▶ [AIM OF THE TASK]:
Format the lines of the listing, from its first line through the line containing "chart-title: Power Spectrum", inclusive, as a JSON list of strings with one string per line, leaving out blank lines.

▶ [ITEMS]:
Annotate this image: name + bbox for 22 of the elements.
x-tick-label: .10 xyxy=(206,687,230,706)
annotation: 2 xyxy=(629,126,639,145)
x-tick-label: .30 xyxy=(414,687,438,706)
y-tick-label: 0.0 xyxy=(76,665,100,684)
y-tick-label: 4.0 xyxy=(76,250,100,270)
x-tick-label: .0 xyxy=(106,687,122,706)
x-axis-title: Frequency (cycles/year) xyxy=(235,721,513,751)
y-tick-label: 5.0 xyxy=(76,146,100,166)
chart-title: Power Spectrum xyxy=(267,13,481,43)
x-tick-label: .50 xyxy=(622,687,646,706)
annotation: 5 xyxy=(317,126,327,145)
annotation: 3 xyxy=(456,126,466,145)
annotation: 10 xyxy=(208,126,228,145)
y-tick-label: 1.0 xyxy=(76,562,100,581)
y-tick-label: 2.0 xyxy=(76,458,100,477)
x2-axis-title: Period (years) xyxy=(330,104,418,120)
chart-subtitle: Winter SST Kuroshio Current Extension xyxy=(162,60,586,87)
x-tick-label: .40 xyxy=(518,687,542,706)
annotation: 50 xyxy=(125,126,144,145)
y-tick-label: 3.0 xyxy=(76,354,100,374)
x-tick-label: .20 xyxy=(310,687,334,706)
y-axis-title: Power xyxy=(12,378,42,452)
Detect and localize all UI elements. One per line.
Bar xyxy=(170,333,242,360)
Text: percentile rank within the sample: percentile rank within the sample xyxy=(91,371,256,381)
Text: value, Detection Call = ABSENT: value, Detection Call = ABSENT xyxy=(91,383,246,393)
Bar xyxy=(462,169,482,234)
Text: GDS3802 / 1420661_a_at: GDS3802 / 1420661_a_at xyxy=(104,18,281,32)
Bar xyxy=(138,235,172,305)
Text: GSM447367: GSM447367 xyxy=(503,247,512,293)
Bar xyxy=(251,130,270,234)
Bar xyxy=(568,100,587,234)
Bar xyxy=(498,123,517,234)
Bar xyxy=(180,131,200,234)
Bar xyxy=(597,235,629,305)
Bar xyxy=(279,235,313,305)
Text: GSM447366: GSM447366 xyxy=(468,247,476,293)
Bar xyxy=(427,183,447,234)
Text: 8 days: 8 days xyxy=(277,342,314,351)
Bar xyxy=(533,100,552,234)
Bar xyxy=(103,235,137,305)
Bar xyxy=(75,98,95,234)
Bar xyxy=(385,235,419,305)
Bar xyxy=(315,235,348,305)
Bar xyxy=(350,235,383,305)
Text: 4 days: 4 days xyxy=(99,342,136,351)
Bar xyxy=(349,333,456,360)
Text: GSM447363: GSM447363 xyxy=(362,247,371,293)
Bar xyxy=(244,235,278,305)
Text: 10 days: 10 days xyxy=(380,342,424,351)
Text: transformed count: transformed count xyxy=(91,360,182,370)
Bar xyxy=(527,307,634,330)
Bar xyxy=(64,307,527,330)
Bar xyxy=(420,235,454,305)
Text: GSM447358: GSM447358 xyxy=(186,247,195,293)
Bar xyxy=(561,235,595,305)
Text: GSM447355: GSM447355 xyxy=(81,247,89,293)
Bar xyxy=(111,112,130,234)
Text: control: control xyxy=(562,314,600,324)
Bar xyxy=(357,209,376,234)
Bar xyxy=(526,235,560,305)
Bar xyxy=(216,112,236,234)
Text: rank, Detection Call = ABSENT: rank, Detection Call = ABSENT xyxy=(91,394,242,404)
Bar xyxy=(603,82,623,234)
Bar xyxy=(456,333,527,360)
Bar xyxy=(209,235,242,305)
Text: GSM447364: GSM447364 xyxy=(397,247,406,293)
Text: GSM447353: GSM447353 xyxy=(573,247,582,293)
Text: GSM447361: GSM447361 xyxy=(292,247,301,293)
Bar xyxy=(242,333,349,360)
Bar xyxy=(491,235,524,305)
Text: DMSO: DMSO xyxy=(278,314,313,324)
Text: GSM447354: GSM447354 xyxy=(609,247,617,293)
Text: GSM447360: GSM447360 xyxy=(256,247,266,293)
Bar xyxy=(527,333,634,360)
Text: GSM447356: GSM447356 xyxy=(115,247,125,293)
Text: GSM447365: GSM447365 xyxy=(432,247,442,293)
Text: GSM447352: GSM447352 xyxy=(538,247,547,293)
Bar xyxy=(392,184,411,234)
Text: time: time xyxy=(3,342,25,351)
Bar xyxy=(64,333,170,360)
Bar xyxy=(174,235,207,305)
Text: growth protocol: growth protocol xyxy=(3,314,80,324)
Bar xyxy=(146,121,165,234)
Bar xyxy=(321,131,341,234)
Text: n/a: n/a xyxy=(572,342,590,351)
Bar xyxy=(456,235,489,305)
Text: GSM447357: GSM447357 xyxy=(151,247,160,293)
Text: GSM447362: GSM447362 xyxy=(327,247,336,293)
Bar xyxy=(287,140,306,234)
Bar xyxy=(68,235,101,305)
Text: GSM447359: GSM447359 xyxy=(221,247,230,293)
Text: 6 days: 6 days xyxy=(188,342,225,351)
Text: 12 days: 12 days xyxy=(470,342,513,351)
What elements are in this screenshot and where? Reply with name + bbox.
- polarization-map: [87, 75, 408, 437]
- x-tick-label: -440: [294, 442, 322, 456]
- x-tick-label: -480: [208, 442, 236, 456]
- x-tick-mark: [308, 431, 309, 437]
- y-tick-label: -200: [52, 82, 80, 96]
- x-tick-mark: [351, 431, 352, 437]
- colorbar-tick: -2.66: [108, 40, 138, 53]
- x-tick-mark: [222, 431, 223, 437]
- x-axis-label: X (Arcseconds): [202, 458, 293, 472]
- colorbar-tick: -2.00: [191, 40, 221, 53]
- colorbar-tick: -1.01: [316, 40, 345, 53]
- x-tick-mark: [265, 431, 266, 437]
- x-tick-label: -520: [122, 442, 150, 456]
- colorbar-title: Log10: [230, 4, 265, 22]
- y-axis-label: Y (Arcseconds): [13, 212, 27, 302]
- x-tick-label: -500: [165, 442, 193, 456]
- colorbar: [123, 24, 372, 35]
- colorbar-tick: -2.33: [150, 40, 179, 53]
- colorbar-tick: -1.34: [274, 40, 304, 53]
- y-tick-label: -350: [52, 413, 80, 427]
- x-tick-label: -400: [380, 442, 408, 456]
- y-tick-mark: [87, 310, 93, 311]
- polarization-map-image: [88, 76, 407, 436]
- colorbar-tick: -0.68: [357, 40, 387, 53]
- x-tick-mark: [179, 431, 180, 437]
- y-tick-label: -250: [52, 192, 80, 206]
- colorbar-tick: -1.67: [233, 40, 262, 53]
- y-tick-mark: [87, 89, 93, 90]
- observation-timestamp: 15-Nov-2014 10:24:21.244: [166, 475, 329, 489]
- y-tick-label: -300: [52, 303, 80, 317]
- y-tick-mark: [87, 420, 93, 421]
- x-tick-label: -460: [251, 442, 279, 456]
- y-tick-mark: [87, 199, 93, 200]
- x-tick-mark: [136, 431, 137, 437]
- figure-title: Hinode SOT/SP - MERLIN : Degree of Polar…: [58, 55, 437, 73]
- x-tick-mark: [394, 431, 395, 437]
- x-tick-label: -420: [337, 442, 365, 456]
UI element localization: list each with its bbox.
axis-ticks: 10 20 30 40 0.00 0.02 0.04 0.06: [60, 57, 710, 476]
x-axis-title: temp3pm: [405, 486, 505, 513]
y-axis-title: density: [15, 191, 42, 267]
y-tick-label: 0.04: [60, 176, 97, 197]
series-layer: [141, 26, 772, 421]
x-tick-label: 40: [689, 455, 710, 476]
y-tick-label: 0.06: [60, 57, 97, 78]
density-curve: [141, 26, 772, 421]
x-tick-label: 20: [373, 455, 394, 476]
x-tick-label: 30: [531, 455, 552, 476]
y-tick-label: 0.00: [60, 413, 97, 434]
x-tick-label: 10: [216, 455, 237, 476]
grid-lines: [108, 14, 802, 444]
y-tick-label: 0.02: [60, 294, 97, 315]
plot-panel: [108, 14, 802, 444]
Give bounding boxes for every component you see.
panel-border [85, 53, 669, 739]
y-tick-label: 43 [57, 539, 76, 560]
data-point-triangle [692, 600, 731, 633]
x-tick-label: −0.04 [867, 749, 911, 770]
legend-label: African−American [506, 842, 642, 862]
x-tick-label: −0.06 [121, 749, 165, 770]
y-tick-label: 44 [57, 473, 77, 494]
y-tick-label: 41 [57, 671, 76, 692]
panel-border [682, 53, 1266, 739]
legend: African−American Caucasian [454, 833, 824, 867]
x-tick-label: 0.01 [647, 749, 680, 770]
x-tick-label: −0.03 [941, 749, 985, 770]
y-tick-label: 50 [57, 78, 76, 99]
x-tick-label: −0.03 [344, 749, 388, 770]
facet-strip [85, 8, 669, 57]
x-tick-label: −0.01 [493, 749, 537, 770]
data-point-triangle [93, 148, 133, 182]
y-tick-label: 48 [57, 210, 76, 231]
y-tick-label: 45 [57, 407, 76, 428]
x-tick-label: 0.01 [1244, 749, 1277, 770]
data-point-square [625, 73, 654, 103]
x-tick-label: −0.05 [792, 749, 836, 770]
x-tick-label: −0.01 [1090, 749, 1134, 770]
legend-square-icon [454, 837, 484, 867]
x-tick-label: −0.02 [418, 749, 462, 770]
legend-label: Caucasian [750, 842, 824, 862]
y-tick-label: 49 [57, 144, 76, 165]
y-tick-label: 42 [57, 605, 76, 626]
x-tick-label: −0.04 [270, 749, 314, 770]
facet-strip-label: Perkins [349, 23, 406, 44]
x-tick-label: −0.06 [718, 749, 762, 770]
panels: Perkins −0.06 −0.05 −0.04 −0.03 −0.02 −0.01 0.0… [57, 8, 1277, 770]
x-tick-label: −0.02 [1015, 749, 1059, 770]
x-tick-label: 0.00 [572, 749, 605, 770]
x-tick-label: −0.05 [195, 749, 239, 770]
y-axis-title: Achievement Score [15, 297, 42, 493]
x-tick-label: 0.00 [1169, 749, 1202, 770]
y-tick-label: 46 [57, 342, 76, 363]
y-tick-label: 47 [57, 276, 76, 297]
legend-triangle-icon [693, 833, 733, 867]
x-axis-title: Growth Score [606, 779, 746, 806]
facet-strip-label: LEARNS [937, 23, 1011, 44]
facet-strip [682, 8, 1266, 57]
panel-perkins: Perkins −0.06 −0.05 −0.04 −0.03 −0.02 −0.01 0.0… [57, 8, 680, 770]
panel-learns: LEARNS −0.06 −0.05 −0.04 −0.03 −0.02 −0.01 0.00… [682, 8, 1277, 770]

▶ [TASK ANSWER]:
[
  "Annotate this image: name + bbox for 22 of the elements.",
  "x-tick-label: .10 xyxy=(206,687,230,706)",
  "annotation: 2 xyxy=(629,126,639,145)",
  "x-tick-label: .30 xyxy=(414,687,438,706)",
  "y-tick-label: 0.0 xyxy=(76,665,100,684)",
  "y-tick-label: 4.0 xyxy=(76,250,100,270)",
  "x-tick-label: .0 xyxy=(106,687,122,706)",
  "x-axis-title: Frequency (cycles/year) xyxy=(235,721,513,751)",
  "y-tick-label: 5.0 xyxy=(76,146,100,166)",
  "chart-title: Power Spectrum xyxy=(267,13,481,43)"
]